• GIVEN PROBLEM
List all lines of the data containing the word "oktober".

• RECORDED INFORMATION

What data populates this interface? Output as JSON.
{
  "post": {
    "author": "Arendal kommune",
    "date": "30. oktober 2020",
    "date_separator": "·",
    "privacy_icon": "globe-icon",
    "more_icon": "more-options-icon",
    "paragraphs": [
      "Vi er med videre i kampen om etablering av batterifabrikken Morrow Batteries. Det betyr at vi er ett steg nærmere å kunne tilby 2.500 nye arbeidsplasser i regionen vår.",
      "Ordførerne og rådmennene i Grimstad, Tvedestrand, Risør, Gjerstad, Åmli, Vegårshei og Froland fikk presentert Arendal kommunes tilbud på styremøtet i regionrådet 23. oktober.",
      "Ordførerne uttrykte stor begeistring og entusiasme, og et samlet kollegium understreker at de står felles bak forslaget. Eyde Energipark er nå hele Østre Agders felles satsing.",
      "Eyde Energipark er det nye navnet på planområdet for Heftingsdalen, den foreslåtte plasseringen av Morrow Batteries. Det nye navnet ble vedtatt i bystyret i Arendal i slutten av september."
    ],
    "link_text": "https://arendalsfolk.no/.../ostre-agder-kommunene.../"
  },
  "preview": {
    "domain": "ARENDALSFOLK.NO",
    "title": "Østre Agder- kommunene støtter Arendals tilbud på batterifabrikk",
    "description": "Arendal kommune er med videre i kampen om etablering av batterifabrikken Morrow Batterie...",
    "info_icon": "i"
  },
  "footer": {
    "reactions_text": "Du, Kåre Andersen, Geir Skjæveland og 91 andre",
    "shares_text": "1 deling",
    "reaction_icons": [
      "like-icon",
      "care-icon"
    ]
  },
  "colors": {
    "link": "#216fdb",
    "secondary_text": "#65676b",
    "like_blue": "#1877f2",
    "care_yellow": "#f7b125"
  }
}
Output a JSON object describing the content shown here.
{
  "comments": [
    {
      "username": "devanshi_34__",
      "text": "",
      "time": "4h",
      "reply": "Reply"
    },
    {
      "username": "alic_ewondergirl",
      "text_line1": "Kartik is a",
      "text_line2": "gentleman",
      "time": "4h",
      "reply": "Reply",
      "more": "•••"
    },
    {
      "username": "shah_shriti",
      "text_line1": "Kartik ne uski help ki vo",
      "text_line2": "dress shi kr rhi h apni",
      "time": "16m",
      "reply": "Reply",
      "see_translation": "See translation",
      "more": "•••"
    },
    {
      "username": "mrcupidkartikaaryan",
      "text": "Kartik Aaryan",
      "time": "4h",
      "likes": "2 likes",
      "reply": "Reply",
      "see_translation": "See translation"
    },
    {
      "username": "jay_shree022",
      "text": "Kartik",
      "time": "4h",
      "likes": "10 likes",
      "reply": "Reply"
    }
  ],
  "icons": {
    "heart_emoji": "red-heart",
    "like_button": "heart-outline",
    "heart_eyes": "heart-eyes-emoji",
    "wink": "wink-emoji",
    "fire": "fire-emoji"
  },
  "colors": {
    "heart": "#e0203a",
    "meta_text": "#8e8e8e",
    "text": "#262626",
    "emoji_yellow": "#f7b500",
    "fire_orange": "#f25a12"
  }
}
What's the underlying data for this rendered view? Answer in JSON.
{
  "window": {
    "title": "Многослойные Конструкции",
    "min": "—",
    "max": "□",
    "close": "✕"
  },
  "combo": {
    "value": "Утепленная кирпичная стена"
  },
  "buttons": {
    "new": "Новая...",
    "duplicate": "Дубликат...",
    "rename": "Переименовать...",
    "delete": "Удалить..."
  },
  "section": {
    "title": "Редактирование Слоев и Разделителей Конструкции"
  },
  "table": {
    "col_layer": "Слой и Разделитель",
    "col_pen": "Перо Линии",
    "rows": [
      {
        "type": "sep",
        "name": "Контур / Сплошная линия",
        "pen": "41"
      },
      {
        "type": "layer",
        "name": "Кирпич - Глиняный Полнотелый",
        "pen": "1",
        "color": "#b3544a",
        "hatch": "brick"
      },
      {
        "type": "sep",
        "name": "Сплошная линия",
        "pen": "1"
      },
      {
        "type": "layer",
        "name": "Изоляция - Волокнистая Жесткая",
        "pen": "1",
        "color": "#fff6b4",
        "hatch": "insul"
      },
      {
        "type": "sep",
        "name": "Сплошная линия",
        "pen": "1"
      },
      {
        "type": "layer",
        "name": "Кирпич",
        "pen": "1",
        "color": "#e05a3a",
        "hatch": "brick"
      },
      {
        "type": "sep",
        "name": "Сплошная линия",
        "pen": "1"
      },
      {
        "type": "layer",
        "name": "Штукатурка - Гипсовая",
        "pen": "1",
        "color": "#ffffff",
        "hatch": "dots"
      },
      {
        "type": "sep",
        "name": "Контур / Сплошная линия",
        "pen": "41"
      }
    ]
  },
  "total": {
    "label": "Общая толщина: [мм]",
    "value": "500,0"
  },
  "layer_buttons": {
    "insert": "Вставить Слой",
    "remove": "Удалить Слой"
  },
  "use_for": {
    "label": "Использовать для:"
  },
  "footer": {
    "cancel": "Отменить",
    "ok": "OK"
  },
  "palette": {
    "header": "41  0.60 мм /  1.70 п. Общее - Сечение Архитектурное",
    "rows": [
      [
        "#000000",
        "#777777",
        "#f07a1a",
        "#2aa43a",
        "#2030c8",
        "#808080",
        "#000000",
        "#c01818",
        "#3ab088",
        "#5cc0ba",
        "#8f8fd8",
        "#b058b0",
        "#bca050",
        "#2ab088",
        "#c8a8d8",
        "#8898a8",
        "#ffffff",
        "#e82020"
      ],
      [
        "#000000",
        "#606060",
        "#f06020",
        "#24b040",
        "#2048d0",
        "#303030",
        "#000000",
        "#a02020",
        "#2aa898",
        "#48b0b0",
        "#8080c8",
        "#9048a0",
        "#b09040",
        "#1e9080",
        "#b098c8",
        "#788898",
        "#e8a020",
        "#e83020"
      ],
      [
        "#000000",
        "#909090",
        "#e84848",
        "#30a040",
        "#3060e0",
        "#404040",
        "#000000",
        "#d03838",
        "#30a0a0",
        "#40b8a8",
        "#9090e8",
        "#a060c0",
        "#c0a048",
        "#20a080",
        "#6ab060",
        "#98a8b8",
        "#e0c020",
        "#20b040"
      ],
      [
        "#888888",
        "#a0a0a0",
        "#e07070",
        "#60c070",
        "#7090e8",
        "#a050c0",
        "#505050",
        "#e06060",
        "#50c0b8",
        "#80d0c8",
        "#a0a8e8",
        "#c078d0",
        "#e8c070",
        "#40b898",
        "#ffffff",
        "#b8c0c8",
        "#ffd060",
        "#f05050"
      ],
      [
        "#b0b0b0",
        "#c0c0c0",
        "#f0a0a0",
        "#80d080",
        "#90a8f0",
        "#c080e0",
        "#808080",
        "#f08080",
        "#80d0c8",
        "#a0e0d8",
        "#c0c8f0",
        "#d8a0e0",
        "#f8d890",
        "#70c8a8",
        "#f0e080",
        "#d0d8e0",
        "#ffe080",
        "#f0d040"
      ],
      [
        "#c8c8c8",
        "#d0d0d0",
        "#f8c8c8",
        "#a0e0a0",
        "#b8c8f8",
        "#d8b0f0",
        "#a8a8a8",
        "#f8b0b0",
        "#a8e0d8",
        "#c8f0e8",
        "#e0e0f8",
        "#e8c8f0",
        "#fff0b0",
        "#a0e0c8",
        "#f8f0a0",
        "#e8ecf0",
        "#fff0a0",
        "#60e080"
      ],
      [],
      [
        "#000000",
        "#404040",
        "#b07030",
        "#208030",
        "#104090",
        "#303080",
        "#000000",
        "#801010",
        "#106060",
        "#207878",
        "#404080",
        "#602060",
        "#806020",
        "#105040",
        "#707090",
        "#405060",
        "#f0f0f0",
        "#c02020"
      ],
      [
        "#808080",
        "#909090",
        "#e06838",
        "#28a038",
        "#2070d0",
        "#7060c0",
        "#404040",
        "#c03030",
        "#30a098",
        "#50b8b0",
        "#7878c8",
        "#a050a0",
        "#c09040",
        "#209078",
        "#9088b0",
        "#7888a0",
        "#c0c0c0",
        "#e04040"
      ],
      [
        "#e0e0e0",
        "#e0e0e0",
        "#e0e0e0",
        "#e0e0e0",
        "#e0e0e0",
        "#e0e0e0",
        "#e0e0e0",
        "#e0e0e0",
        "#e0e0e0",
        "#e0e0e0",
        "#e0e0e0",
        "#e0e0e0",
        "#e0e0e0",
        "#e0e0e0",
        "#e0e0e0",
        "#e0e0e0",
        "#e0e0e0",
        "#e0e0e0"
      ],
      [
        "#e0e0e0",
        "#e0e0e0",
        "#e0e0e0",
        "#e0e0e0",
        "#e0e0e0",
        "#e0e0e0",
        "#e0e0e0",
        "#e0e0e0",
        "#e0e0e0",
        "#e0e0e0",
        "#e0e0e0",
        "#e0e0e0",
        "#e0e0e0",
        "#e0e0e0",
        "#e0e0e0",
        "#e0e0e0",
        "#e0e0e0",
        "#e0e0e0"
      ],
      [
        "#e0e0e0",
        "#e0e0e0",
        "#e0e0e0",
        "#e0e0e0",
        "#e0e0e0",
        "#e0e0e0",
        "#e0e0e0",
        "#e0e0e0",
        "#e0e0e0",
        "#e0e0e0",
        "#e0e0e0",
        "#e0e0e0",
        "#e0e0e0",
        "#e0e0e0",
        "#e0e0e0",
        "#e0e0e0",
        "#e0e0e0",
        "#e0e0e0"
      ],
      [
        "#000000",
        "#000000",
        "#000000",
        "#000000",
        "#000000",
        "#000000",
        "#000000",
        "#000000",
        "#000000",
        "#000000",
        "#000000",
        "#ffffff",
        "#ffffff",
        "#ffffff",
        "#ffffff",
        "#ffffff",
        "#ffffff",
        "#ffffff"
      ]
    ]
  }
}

• RESPONSE TO THE EXERCISE
    "date": "30. oktober 2020",
      "Ordførerne og rådmennene i Grimstad, Tvedestrand, Risør, Gjerstad, Åmli, Vegårshei og Froland fikk presentert Arendal kommunes tilbud på styremøtet i regionrådet 23. oktober.",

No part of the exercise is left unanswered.